WHAT YOU NEED TO DO: Please render the listing below as a numbered list, omitting any blank lines and leaving the pictures out.

GIVEN ENTRIES:
◆ ◆ ◆ ◆ ◆
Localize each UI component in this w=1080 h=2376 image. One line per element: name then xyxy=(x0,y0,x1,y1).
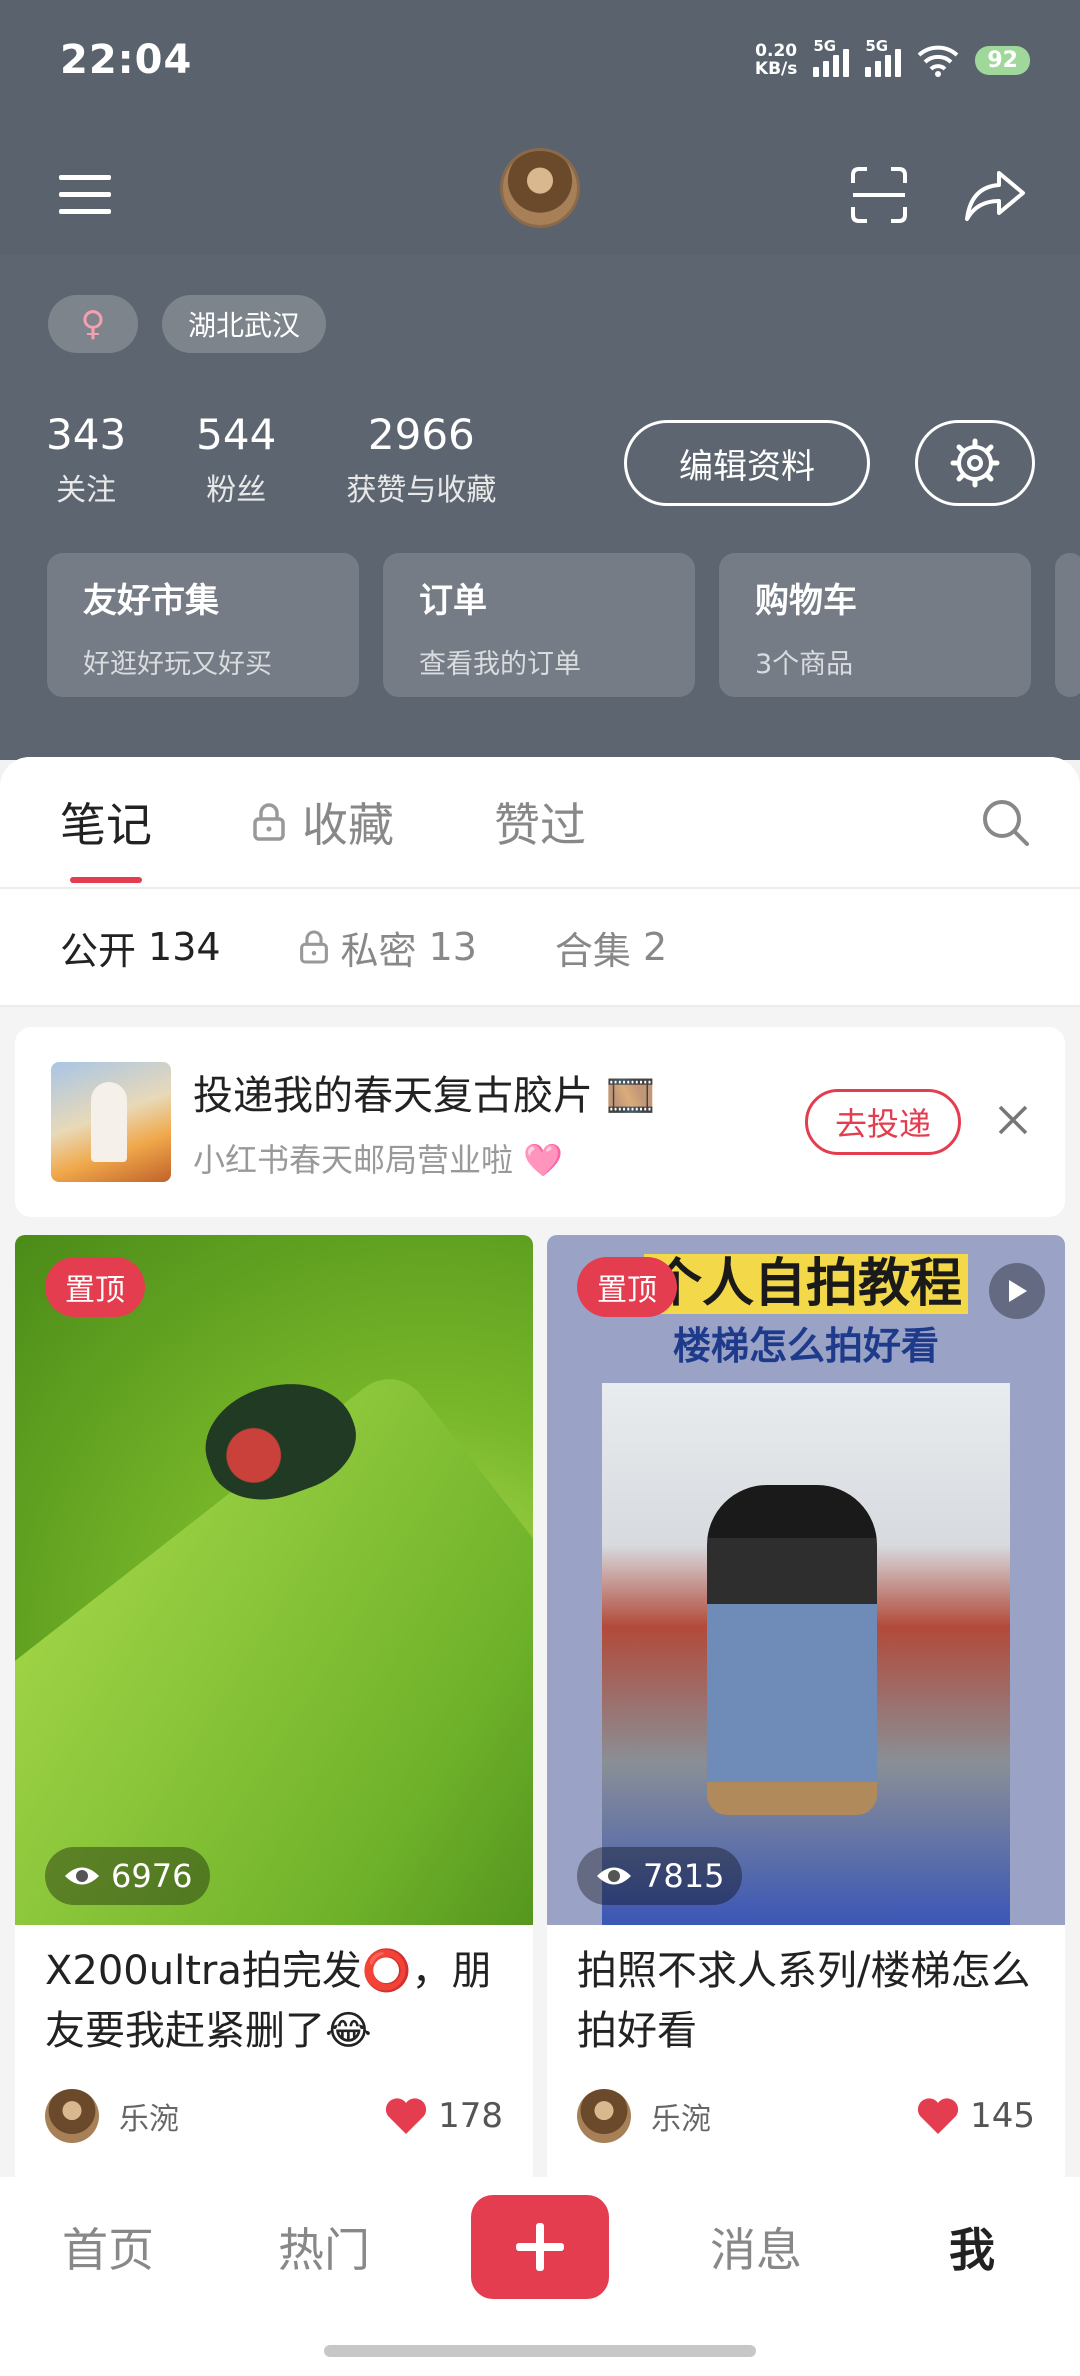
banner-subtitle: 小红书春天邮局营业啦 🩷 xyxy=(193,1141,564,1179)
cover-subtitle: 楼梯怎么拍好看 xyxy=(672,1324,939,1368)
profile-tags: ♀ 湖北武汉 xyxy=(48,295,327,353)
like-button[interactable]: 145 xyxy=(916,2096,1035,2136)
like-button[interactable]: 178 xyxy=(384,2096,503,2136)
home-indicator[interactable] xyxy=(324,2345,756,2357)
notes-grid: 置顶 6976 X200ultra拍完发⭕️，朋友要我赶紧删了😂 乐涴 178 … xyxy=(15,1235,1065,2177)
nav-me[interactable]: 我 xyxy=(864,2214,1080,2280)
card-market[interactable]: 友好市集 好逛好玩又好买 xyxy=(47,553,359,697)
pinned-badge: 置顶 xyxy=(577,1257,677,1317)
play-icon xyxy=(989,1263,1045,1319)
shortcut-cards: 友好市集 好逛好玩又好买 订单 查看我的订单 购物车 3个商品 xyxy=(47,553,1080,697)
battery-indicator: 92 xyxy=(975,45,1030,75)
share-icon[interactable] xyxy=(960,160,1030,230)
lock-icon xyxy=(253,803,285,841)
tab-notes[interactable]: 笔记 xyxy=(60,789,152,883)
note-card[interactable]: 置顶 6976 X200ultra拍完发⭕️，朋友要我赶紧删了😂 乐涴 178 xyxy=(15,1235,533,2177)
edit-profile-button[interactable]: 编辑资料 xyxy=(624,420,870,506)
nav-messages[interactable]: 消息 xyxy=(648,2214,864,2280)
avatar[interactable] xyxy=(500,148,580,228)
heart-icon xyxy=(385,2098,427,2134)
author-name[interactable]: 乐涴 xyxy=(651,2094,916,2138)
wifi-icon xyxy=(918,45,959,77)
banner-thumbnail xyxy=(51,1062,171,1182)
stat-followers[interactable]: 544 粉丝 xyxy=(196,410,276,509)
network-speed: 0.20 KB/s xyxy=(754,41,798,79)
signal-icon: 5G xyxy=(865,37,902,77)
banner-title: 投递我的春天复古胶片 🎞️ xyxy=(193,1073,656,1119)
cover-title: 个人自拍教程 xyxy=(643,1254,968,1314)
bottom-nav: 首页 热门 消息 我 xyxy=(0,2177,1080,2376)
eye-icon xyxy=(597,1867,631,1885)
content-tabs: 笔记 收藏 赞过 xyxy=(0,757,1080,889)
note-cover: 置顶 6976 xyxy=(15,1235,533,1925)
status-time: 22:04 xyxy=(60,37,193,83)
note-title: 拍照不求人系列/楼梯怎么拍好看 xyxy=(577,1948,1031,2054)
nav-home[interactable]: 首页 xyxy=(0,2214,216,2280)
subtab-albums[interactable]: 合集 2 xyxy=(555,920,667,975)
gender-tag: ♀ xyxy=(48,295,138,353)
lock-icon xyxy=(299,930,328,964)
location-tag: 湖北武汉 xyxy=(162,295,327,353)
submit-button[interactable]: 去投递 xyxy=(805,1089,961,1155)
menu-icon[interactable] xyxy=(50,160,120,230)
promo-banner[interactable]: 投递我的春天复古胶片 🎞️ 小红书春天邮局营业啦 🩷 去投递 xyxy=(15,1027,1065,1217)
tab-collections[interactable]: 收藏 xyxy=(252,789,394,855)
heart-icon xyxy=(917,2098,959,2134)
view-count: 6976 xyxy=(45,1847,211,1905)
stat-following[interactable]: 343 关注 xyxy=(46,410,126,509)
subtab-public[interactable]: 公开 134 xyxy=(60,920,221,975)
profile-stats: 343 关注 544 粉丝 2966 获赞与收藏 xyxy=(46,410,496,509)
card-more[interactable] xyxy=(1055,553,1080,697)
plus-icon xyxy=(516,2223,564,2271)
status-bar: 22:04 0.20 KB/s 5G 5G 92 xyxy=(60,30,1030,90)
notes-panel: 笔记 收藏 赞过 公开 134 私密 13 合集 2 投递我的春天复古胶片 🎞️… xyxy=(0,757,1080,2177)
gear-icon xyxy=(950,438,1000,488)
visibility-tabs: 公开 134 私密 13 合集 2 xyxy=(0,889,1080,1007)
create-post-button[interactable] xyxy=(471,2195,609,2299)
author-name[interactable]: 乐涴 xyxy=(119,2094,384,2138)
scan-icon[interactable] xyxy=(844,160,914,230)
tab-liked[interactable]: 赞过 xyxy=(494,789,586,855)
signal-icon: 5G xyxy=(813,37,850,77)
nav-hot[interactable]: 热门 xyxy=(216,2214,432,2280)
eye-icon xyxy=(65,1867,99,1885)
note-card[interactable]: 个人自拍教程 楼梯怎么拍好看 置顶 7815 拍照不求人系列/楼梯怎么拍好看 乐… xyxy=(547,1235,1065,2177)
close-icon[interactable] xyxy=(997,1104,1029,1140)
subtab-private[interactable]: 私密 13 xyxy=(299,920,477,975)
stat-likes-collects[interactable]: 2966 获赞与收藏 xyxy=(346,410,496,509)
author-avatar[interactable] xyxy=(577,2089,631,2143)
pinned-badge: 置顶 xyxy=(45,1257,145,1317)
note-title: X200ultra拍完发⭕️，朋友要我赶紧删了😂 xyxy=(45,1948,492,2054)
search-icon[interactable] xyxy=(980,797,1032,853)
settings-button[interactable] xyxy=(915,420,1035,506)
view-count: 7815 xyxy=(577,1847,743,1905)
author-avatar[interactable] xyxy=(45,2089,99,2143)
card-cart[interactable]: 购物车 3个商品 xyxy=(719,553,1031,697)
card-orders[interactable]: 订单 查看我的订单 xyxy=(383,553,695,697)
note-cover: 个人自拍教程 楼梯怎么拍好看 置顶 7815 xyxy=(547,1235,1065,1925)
◆ ◆ ◆ ◆ ◆
ANSWER TO THE TASK:
1. Localize each UI component in this w=1080 h=2376 image. One line per element: name then xyxy=(x0,y0,x1,y1).
2. banner-subtitle: 小红书春天邮局营业啦 🩷 xyxy=(193,1141,564,1179)
3. cover-subtitle: 楼梯怎么拍好看 xyxy=(672,1324,939,1368)
4. profile-tags: ♀ 湖北武汉 xyxy=(48,295,327,353)
5. like-button[interactable]: 145 xyxy=(916,2096,1035,2136)
6. like-button[interactable]: 178 xyxy=(384,2096,503,2136)
7. home-indicator[interactable] xyxy=(324,2345,756,2357)
8. notes-grid: 置顶 6976 X200ultra拍完发⭕️，朋友要我赶紧删了😂 乐涴 178 … xyxy=(15,1235,1065,2177)
9. nav-me[interactable]: 我 xyxy=(864,2214,1080,2280)
10. card-market[interactable]: 友好市集 好逛好玩又好买 xyxy=(47,553,359,697)
11. pinned-badge: 置顶 xyxy=(577,1257,677,1317)
12. play-icon xyxy=(989,1263,1045,1319)
13. shortcut-cards: 友好市集 好逛好玩又好买 订单 查看我的订单 购物车 3个商品 xyxy=(47,553,1080,697)
14. battery-indicator: 92 xyxy=(975,45,1030,75)
15. share-icon[interactable] xyxy=(960,160,1030,230)
16. lock-icon xyxy=(253,803,285,841)
17. tab-notes[interactable]: 笔记 xyxy=(60,789,152,883)
18. note-card[interactable]: 置顶 6976 X200ultra拍完发⭕️，朋友要我赶紧删了😂 乐涴 178 xyxy=(15,1235,533,2177)
19. edit-profile-button[interactable]: 编辑资料 xyxy=(624,420,870,506)
20. nav-messages[interactable]: 消息 xyxy=(648,2214,864,2280)
21. avatar[interactable] xyxy=(500,148,580,228)
22. heart-icon xyxy=(385,2098,427,2134)
23. author-name[interactable]: 乐涴 xyxy=(651,2094,916,2138)
24. wifi-icon xyxy=(918,45,959,77)
25. banner-thumbnail xyxy=(51,1062,171,1182)
26. stat-followers[interactable]: 544 粉丝 xyxy=(196,410,276,509)
27. network-speed: 0.20 KB/s xyxy=(754,41,798,79)
28. signal-icon: 5G xyxy=(865,37,902,77)
29. banner-title: 投递我的春天复古胶片 🎞️ xyxy=(193,1073,656,1119)
30. cover-title: 个人自拍教程 xyxy=(643,1254,968,1314)
31. bottom-nav: 首页 热门 消息 我 xyxy=(0,2177,1080,2376)
32. eye-icon xyxy=(597,1867,631,1885)
33. content-tabs: 笔记 收藏 赞过 xyxy=(0,757,1080,889)
34. note-cover: 置顶 6976 xyxy=(15,1235,533,1925)
35. status-time: 22:04 xyxy=(60,37,193,83)
36. note-title: 拍照不求人系列/楼梯怎么拍好看 xyxy=(577,1948,1031,2054)
37. nav-home[interactable]: 首页 xyxy=(0,2214,216,2280)
38. subtab-albums[interactable]: 合集 2 xyxy=(555,920,667,975)
39. gender-tag: ♀ xyxy=(48,295,138,353)
40. lock-icon xyxy=(299,930,328,964)
41. location-tag: 湖北武汉 xyxy=(162,295,327,353)
42. submit-button[interactable]: 去投递 xyxy=(805,1089,961,1155)
43. menu-icon[interactable] xyxy=(50,160,120,230)
44. promo-banner[interactable]: 投递我的春天复古胶片 🎞️ 小红书春天邮局营业啦 🩷 去投递 xyxy=(15,1027,1065,1217)
45. tab-collections[interactable]: 收藏 xyxy=(252,789,394,855)
46. heart-icon xyxy=(917,2098,959,2134)
47. view-count: 6976 xyxy=(45,1847,211,1905)
48. stat-following[interactable]: 343 关注 xyxy=(46,410,126,509)
49. subtab-public[interactable]: 公开 134 xyxy=(60,920,221,975)
50. profile-stats: 343 关注 544 粉丝 2966 获赞与收藏 xyxy=(46,410,496,509)
51. card-more[interactable] xyxy=(1055,553,1080,697)
52. plus-icon xyxy=(516,2223,564,2271)
53. status-bar: 22:04 0.20 KB/s 5G 5G 92 xyxy=(60,30,1030,90)
54. notes-panel: 笔记 收藏 赞过 公开 134 私密 13 合集 2 投递我的春天复古胶片 🎞️… xyxy=(0,757,1080,2177)
55. gear-icon xyxy=(950,438,1000,488)
56. visibility-tabs: 公开 134 私密 13 合集 2 xyxy=(0,889,1080,1007)
57. create-post-button[interactable] xyxy=(471,2195,609,2299)
58. author-name[interactable]: 乐涴 xyxy=(119,2094,384,2138)
59. scan-icon[interactable] xyxy=(844,160,914,230)
60. tab-liked[interactable]: 赞过 xyxy=(494,789,586,855)
61. signal-icon: 5G xyxy=(813,37,850,77)
62. nav-hot[interactable]: 热门 xyxy=(216,2214,432,2280)
63. eye-icon xyxy=(65,1867,99,1885)
64. note-card[interactable]: 个人自拍教程 楼梯怎么拍好看 置顶 7815 拍照不求人系列/楼梯怎么拍好看 乐… xyxy=(547,1235,1065,2177)
65. close-icon[interactable] xyxy=(997,1104,1029,1140)
66. subtab-private[interactable]: 私密 13 xyxy=(299,920,477,975)
67. stat-likes-collects[interactable]: 2966 获赞与收藏 xyxy=(346,410,496,509)
68. author-avatar[interactable] xyxy=(577,2089,631,2143)
69. pinned-badge: 置顶 xyxy=(45,1257,145,1317)
70. note-title: X200ultra拍完发⭕️，朋友要我赶紧删了😂 xyxy=(45,1948,492,2054)
71. search-icon[interactable] xyxy=(980,797,1032,853)
72. settings-button[interactable] xyxy=(915,420,1035,506)
73. view-count: 7815 xyxy=(577,1847,743,1905)
74. author-avatar[interactable] xyxy=(45,2089,99,2143)
75. card-cart[interactable]: 购物车 3个商品 xyxy=(719,553,1031,697)
76. card-orders[interactable]: 订单 查看我的订单 xyxy=(383,553,695,697)
77. note-cover: 个人自拍教程 楼梯怎么拍好看 置顶 7815 xyxy=(547,1235,1065,1925)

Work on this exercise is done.